▸ **Verilen Metin**:

Önemli ulaşım koridorlarını otoyol ağı ile birbirine bağlayacak, başta Marmara Bölgesi olmak üzere, Yap-İşlet-Devret (YİD) modeliyle yeni otoyollar inşa edileceği kaydedilen programda, bu ağın önemli parçaları olan İstanbul-Bursa-İzmir (Körfez Geçiş Köprüsü dahil) ve Kuzey Marmara Otoyolu'nun tamamlanarak hizmete açılacağı belirtildi. Bu kuşağın önemli bir bölümü olan ve üzerinde demiryolu da bulunan Çanakkale Boğaz Köprüsü'nün yer aldığı güzergahın da yapımına başlanacağı ifade edildi


Böylece otoyollar ve köprülerle çevrilmiş Marmara Ringi'nin oluşturulacağı bildirilen programda, devam eden ve yapımına başlanacak projelerle ilgili şu değerlendirmelerde bulunuldu:


"Yavuz Sultan Selim Köprüsü ve AVRASYA tünelini tamamlayacağız. Ankara-Niğde Otoyolu ile Ankara-Kırıkkale-Delice, Mersin-Silifke (Taşucu), Çiğli-Aliağa-Çandarlı ve Antalya-Alanya otoyollarının yapımına başlayacağız. Aydın-Denizli-Burdur, Afyonkarahisar-Burdur-Antalya, Ankara-Sivrihisar, Sivrihisar-Bursa, Sivrihisar-İzmir, Şanlıurfa-Diyarbakır-Habur, Delice-Samsun, Kınalı-Tekirdağ-Çanakkale-Balıkesir, Gerede-Merzifon, Yalova-İzmit ve Merzifon-Gürbulak Otoyolu Projeleri'nin 2023 yılına kadar gerçekleştirilmesini hedefliyoruz."


Ağır taşıt trafiği yüksek olan yollarda BSK yapımına devam edileceği kaydedilen programda, Doğu Anadolu'yu Karadeniz Bölgesine bağlayan Ovit, Cankurtaran ve Salmankaş tünelleri, Orta Anadolu'yu Karadeniz'e bağlayan Ilgaz Tüneli, Cizre ile Şırnak'ı birbirine bağlayan Cudi Tüneli, Akdeniz sahilini geçilebilir kılan Mersin-Antalya arasındaki 27 tünel başta olmak üzere çok sayıda tünelin tamamlanacağına dikkat çekildi.


'BÜYÜK İSTANBUL TÜNELİ'NİN YAPIMINA BAŞLANACAK'


Mega ulaşım projelerininin de hayata geçirileceği bilgisine yer verilen programda, İstanbul Boğazı'nın altından iki defa tünel yapmak yerine dünyada bir ilk olmak üzere tek geçişte tek tünel halindeki karayolu ve metro geçişlerini kapsayan üç katlı Büyük İstanbul Tüneli'nin tasarlandığı kaydedildi. Programda, günde 6,5 milyon kişinin kullanacağı toplam 9 farklı raylı sistemi birbirine bağlayacak, Boğaziçi ve Fatih Sultan Mehmet köprülerinin trafiğine nefes aldıracak projenin YİD modeli ile yapımına başlanacağı ifade edildi.

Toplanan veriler
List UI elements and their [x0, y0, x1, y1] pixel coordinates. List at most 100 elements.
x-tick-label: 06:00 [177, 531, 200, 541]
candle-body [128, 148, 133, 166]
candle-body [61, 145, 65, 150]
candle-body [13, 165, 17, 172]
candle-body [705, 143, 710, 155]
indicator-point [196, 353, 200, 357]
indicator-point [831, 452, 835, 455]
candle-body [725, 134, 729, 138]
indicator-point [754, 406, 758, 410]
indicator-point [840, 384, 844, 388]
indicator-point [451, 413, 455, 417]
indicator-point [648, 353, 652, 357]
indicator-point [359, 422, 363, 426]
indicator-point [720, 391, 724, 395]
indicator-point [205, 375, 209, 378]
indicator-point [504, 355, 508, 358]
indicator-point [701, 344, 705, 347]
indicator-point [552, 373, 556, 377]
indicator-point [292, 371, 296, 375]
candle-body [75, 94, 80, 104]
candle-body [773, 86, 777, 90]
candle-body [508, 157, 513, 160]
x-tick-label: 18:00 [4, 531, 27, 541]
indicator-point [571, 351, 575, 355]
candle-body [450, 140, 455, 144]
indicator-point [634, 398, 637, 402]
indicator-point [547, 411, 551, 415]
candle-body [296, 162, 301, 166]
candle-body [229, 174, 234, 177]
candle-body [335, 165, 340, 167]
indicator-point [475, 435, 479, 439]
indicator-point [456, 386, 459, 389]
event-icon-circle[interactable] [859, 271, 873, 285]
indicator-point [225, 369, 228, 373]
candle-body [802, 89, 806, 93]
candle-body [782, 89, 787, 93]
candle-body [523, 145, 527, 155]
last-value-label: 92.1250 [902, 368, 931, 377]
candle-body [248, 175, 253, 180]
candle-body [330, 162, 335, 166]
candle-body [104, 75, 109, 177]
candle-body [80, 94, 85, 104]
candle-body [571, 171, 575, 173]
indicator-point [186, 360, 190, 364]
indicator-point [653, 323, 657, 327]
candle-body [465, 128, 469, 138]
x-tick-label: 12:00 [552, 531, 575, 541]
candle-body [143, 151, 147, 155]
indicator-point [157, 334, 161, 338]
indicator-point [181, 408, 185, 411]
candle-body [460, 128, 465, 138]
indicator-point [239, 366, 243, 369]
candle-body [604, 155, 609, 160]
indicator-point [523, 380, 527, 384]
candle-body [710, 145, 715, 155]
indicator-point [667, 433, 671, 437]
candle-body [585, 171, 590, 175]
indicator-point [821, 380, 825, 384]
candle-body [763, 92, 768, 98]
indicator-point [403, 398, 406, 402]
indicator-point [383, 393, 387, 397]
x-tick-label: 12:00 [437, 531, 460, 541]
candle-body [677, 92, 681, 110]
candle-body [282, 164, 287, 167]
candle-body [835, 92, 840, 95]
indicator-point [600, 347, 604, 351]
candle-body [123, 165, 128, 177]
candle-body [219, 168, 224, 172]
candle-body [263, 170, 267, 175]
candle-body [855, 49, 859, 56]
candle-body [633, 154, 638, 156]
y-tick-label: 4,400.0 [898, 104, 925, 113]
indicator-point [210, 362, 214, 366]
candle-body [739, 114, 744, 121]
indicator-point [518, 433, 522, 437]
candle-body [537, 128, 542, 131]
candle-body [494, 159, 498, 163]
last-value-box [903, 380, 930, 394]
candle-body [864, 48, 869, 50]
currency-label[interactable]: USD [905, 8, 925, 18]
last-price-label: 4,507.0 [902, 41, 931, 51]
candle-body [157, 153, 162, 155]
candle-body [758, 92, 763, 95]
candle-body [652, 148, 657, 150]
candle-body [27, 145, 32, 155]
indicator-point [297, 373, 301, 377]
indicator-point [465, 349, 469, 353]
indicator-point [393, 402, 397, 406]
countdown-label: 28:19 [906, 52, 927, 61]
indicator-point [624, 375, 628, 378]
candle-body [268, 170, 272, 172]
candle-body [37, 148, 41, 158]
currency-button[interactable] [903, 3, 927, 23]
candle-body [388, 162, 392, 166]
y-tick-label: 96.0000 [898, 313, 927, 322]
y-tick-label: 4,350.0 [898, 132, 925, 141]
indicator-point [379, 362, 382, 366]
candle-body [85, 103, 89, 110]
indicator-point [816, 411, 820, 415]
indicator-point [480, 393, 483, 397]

▸ **Görev Listesi**:
- 1) Ulaşım programına ilişkin metne göre Büyük İstanbul Tüneli'nde karayolu ve metro geçişlerinin neden üç katlı tek bir tünelde birleştirildiğini açıklayınız.
- 2) Ulaşım programına ilişkin metni kaldığı yerden alarak sürdürünüz.

▸ **Görevlere Göre Yanıtlar**:
- 1) Bunun nedeni, İstanbul Boğazı'nın altından iki ayrı tünel yapmak yerine karayolu ve metro geçişlerinin tek geçişte, tek bir tünelde sağlanmasıdır. Metinde bu tasarımın dünyada bir ilk olacağı belirtilmektedir.

- 2)
Yüzyılın en büyük projelerinden biri olacak olan Kanal İstanbul Projesi'nin çalışmalarına devam edildiği belirtilen programda,  Ankara  ve İstanbul arasını 1,5 saate indirecek yüksek hızlı tren projesinin, YİD modeliyle, etaplar halinde gerçekleştirilmek üzere proje çalışmalarına başlandığı kaydedildi.


'HIZLI TREN ÇEKİRDEK AĞI 3.623 KİLOMETREYE ÇIKARILACAK'


Hızlı tren ağına ilişkin yapılacaklar konusunda da bilgilerin yer aldığı programda, konuya ilişkin şu ifadeler kullanıldı:


"Önümüzdeki dönemde Ankara merkezli hızlı tren çekirdek ağını 3 bin 623 kilometreye çıkaracağız. Bunların en önemlilerinden biri olan Ankara-İzmir Yüksek Hızlı Tren Projesini tamamlayacağız. Böylece ülke nüfusunun yarısı yüksek hızlı tren konforundan faydalanacaktır. Kapıkule'den Kars'a ve İzmir'den Habur'a uzanan Doğu-Batı demiryolu akslarındaki yük ve yolcu taşıyacak hızlı tren hatları ile Kuzey-Güney akslarındaki İstanbul-Antalya, İstanbul-İzmir-Aydın, Karasu-Antalya, Zonguldak-Mersin, Samsun-Çorum-Kırıkkale-Ankara, Kayseri-Nevşehir-Aksaray-Konya-Antalya, Samsun-Gaziantep yük ve yolcu taşıyacak hızlı tren hatlarını bölümler halinde yapmaya devam edeceğiz."



'RAYLI SİSTEM YATIRIMLARINA DEVAM EDİLECEK' 


Demiryolu ile yük ve yolcu taşımacılığına imkan sağlayacak şekilde sınırlara kadar oluşturulacak demiryolu ağının uluslararası sisteme entegre edileceği vurgulanan programda, YİD modeli ile başlatılan hızlı tren garlarının yapımının sürdürüleceği bildirildi.


Kars-Tiflis-Bakü, Ankara-Sivas ve Sivas-Erzincan demiryolu projelerinin tamamlanacağı ifade edilen programda, demiryolu ağının yüzde 80'nini elektrikli ve sinyalli hale getirileceği, demiryolu ağının da yenilenmeye devam edileceği kaydedildi.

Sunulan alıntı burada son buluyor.